The task
Each line that contains the word "Anomaly" counts once; give the total for the records below and nothing else.
======== Provided records
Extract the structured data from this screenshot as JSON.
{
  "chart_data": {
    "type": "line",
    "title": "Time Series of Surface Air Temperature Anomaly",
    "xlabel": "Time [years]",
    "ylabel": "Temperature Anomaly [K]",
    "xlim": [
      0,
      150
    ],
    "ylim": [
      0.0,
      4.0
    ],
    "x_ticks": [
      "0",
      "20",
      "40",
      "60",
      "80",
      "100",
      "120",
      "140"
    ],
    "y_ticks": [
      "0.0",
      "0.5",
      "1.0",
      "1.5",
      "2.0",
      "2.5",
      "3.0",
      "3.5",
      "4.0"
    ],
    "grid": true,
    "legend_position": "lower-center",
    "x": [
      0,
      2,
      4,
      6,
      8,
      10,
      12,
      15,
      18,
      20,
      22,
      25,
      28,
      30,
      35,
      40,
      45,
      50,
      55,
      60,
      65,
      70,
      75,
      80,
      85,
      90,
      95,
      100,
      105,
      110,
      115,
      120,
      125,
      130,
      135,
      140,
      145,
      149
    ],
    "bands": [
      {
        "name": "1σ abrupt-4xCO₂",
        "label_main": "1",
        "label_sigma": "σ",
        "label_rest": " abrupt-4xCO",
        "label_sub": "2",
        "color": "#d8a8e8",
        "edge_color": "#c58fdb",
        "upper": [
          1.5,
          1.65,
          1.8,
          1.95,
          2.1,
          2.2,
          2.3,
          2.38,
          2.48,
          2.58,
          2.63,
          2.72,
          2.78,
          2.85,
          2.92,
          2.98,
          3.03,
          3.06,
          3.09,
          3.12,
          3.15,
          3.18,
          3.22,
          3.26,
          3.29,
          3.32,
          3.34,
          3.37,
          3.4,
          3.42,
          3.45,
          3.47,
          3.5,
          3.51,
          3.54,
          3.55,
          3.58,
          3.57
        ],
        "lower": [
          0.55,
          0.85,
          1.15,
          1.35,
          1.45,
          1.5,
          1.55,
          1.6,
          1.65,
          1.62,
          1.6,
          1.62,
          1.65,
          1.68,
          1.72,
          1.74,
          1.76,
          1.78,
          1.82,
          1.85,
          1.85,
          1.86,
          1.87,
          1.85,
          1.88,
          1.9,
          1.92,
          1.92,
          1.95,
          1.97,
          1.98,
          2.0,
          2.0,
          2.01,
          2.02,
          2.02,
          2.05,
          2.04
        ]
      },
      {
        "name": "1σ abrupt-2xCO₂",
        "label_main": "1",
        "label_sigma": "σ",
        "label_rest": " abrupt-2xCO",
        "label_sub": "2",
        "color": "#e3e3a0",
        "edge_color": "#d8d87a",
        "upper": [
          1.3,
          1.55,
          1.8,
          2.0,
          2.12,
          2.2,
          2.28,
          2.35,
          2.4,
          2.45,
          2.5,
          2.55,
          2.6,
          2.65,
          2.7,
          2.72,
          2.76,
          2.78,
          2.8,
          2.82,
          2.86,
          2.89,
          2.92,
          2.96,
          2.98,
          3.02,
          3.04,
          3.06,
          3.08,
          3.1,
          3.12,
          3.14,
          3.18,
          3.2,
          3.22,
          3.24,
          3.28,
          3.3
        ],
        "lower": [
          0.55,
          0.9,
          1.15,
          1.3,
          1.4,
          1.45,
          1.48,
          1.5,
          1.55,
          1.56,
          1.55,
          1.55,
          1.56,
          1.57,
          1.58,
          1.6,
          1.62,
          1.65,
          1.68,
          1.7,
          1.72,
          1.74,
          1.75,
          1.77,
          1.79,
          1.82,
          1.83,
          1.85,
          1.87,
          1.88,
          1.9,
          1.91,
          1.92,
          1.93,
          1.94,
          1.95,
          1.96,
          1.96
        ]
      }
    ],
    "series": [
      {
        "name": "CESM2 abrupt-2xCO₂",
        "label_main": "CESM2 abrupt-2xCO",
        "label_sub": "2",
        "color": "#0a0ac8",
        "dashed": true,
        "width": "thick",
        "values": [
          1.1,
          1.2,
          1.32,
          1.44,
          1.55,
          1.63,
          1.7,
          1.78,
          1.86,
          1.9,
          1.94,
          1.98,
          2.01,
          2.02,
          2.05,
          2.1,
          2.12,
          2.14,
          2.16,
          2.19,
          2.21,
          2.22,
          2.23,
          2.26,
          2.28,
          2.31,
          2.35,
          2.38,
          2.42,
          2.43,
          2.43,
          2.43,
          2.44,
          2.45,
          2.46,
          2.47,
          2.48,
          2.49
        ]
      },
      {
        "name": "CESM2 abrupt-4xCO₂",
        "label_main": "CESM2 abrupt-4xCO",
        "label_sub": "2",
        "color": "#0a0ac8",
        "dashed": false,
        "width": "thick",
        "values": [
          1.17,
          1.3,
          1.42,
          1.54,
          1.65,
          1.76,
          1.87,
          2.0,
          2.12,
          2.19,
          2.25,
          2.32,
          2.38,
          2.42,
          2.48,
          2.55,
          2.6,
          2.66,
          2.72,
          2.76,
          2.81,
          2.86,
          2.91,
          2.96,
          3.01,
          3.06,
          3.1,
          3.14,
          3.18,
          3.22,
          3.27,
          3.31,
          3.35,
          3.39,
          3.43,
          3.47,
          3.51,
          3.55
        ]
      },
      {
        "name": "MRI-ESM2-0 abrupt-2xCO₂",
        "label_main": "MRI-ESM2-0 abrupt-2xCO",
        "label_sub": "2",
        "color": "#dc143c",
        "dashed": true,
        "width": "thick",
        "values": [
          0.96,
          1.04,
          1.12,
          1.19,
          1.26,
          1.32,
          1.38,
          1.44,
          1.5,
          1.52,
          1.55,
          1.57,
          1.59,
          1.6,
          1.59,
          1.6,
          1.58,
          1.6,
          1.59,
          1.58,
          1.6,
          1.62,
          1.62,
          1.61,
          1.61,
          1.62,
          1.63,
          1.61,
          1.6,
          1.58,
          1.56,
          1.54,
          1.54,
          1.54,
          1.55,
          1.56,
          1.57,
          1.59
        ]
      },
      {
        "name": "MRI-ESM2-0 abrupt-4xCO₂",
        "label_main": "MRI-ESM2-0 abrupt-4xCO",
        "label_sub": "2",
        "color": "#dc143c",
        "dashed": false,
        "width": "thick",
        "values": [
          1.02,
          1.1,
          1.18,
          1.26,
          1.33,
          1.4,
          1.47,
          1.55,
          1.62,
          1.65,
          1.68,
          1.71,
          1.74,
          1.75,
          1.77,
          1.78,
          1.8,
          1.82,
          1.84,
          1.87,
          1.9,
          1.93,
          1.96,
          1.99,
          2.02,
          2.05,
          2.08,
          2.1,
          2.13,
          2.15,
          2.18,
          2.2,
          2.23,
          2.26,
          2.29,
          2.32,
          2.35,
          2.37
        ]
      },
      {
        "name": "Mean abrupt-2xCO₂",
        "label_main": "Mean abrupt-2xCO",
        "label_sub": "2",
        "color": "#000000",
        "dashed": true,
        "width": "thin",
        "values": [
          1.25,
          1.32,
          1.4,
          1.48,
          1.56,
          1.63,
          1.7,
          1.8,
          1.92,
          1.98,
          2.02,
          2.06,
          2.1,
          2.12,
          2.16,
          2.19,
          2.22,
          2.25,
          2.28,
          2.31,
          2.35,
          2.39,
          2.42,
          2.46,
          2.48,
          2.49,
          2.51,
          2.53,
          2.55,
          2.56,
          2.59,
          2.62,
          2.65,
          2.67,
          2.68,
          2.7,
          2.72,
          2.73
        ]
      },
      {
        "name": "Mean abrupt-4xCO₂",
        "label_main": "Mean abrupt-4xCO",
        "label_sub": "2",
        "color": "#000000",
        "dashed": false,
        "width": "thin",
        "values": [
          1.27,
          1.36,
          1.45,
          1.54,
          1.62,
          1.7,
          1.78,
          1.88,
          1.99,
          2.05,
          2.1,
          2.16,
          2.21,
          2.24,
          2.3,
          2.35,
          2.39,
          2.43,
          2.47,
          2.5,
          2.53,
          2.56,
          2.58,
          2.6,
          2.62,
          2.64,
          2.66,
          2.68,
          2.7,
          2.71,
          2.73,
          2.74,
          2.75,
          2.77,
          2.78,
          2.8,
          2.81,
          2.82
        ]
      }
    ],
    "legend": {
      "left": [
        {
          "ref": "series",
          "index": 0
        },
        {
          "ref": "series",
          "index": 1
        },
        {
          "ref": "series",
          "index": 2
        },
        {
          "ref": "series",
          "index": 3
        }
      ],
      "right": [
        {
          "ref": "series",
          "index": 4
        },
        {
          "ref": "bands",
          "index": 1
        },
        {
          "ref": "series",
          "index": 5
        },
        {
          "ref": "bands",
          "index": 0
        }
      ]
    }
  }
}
================
Solved problem
2